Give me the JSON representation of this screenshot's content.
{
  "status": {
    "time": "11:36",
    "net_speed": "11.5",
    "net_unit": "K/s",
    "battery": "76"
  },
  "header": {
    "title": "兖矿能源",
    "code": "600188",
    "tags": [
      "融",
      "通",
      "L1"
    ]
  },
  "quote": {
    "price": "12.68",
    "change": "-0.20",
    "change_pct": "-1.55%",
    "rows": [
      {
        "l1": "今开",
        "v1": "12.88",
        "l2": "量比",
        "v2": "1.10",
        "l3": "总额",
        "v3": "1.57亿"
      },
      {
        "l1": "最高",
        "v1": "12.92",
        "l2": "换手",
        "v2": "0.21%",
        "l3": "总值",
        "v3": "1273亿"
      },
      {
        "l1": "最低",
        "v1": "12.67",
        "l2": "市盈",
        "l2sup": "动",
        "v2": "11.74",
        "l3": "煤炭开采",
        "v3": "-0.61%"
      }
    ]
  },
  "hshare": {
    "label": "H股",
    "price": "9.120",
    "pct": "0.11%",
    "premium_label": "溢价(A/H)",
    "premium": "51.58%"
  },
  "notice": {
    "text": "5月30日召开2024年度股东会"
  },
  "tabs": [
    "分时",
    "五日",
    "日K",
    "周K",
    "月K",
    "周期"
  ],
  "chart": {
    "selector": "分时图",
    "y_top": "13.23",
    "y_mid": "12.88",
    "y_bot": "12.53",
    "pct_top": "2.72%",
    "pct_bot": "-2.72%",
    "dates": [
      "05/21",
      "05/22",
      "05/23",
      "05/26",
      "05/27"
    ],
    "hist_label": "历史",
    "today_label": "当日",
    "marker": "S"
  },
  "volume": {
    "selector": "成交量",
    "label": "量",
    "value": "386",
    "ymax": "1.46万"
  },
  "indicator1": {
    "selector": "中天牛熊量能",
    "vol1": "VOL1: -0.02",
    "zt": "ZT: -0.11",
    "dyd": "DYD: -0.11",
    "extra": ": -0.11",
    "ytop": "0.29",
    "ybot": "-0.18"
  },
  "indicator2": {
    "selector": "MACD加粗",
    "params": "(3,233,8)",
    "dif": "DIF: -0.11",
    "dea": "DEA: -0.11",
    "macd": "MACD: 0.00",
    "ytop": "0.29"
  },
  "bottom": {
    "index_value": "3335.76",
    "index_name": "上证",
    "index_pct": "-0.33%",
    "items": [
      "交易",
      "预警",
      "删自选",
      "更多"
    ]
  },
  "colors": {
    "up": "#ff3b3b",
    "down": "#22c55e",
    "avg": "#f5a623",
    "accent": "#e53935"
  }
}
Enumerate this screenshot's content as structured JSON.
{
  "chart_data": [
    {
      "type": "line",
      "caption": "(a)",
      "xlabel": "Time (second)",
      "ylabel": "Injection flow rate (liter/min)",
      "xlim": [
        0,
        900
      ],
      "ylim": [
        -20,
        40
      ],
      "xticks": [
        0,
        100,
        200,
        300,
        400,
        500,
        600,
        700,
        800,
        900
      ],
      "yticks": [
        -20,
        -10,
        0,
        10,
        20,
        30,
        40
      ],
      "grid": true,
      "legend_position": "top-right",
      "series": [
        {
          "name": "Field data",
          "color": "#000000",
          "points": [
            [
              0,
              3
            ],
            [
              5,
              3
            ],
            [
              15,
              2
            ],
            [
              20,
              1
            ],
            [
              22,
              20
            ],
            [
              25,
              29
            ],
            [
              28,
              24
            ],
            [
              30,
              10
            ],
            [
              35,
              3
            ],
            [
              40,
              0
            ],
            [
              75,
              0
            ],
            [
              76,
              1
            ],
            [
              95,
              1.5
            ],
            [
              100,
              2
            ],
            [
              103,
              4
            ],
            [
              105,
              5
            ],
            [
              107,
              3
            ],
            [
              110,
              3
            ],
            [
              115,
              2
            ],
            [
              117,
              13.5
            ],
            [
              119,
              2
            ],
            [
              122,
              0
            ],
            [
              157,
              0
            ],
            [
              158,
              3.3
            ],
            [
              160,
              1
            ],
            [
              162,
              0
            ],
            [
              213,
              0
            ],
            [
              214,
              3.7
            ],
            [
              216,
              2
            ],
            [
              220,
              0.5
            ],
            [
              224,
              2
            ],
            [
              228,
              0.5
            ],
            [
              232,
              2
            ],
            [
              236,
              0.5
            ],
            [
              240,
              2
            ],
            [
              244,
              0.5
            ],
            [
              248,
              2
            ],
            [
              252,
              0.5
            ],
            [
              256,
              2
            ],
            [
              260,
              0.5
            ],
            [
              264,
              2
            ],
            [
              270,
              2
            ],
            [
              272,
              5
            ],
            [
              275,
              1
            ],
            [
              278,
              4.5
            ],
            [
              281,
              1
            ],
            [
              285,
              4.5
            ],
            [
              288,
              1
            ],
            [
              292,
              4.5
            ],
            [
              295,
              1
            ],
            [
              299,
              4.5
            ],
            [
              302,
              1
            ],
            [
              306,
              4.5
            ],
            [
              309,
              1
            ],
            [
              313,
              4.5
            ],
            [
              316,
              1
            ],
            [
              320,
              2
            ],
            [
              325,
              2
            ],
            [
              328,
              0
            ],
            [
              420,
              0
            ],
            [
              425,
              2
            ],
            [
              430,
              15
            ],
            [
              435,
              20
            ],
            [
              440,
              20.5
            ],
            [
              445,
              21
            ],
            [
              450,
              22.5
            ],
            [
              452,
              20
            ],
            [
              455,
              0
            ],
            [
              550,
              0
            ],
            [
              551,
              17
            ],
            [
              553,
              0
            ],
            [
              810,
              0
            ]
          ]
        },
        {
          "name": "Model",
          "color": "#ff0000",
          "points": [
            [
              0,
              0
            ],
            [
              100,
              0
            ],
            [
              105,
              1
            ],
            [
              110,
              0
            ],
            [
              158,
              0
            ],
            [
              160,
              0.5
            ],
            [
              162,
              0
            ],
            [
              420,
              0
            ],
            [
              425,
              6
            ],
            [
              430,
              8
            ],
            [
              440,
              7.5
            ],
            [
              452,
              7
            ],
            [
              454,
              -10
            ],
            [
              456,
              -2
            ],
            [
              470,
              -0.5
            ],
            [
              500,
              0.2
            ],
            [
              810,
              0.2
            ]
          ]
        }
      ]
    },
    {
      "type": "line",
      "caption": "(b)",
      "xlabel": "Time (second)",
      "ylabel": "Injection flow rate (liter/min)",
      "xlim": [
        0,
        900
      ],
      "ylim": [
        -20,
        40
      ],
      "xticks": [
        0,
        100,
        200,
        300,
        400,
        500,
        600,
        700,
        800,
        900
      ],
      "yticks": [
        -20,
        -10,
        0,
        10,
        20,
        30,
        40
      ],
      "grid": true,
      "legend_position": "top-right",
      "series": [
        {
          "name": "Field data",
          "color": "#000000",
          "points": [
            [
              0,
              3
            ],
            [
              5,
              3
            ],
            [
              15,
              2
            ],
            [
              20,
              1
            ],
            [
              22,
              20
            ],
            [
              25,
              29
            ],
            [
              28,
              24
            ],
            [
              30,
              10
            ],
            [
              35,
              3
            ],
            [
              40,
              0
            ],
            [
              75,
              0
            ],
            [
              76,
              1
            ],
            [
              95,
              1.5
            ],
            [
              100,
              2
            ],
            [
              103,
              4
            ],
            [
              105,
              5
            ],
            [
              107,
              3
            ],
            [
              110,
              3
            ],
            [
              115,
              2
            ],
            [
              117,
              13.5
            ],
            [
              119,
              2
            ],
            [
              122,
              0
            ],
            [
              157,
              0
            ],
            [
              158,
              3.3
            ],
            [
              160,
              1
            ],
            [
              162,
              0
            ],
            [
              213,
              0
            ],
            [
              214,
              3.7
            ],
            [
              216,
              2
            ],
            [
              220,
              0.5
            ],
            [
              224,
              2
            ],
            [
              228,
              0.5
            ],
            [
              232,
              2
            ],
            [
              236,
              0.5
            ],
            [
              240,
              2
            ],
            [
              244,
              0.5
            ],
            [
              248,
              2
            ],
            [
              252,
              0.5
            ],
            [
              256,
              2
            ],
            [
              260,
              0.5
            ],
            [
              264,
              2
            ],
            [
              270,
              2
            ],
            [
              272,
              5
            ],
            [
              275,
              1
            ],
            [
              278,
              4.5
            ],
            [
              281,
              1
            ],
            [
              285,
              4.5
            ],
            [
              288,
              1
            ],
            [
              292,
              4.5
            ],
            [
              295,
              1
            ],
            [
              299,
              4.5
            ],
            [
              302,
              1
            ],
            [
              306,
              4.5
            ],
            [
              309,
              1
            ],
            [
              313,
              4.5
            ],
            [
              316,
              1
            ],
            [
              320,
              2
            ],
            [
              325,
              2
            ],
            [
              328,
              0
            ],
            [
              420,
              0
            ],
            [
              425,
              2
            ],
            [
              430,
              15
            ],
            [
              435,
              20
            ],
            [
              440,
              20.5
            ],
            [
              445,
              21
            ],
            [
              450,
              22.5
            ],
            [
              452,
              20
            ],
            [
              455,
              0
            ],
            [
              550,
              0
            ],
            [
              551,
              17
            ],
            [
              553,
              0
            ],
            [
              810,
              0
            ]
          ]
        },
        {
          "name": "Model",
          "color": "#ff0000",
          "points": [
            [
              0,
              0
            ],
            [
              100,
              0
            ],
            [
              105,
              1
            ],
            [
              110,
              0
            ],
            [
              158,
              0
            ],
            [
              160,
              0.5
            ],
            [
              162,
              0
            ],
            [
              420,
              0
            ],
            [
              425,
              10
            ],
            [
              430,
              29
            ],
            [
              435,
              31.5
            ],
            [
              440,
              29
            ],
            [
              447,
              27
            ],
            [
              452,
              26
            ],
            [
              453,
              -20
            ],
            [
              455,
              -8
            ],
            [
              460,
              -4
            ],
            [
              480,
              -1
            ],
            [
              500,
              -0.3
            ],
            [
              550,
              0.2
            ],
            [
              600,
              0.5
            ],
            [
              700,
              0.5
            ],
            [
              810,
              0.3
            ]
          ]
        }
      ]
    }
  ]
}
——————————
** The exercise **
Lines from the records above that hold "screenshot" are the ones to list.

** Exercise result **
Give me the JSON representation of this screenshot's content.
Enumerate this screenshot's content as structured JSON.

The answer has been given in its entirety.